■ Data supplied:

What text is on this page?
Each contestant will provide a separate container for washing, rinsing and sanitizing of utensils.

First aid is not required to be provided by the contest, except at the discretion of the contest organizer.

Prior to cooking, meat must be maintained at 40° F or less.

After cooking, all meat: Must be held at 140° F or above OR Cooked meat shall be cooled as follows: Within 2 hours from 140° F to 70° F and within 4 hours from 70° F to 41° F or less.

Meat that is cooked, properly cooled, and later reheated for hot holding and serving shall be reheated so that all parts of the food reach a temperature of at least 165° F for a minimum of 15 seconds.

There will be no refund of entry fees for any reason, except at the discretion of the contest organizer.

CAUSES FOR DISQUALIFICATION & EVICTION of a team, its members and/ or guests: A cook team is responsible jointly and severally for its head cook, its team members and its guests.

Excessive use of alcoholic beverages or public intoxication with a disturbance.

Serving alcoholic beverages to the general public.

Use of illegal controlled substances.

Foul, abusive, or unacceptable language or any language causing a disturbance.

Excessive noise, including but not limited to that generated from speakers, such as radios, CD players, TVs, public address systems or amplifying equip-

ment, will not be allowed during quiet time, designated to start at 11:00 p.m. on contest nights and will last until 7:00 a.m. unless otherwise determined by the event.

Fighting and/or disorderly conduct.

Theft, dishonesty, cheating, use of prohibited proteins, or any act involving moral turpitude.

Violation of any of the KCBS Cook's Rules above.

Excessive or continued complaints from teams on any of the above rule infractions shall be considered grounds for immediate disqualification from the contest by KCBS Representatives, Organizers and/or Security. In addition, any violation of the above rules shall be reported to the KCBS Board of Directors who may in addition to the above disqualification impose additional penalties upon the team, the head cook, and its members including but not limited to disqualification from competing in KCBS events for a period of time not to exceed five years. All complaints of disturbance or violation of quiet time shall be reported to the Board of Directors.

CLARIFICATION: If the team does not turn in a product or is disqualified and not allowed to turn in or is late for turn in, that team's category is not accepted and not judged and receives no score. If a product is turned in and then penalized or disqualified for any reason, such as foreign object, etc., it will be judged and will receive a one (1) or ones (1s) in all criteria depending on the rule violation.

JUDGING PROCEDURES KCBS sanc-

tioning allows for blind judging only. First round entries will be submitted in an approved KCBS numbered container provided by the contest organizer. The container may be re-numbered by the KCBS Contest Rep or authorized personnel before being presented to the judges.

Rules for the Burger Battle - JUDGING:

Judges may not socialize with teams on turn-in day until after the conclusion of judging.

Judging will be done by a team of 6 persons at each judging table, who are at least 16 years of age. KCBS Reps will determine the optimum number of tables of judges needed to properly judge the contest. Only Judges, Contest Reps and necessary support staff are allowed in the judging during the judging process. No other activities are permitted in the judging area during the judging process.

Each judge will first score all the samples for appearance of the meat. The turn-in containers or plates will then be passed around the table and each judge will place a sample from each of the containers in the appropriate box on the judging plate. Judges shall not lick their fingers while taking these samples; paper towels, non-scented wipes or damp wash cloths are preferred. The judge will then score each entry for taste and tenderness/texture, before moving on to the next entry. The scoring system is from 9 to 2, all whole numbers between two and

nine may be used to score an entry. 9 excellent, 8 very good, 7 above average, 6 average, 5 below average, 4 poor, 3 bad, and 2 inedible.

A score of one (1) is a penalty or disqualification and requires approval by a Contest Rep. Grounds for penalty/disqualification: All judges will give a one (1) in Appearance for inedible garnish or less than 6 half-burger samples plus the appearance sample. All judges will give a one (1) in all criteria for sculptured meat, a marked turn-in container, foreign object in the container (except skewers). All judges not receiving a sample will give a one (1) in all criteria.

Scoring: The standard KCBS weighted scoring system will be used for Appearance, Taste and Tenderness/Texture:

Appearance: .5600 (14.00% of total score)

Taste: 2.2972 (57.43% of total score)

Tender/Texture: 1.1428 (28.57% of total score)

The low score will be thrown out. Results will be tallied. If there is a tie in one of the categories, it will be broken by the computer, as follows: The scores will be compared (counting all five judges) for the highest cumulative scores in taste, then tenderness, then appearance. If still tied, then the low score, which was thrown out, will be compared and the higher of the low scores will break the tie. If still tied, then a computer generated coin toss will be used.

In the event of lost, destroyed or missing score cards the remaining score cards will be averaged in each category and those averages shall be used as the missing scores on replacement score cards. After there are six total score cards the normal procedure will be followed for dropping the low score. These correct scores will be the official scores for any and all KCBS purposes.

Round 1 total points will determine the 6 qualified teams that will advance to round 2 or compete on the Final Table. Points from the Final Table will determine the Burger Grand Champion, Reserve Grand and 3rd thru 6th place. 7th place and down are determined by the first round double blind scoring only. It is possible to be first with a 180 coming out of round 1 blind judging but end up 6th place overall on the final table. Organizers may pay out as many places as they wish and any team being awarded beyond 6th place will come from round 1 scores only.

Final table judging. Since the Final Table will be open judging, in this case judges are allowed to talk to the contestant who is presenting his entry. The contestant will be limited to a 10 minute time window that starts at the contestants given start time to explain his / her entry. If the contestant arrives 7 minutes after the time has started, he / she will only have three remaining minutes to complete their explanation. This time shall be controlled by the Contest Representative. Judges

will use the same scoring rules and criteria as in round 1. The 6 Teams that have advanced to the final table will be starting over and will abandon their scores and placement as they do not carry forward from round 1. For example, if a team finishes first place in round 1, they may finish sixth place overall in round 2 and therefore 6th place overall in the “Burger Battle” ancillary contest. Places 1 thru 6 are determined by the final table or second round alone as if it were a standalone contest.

■ What the task requires:
Go through the listing and copy each line that includes the string "until".

■ Response area:
ment, will not be allowed during quiet time, designated to start at 11:00 p.m. on contest nights and will last until 7:00 a.m. unless otherwise determined by the event.
Judges may not socialize with teams on turn-in day until after the conclusion of judging.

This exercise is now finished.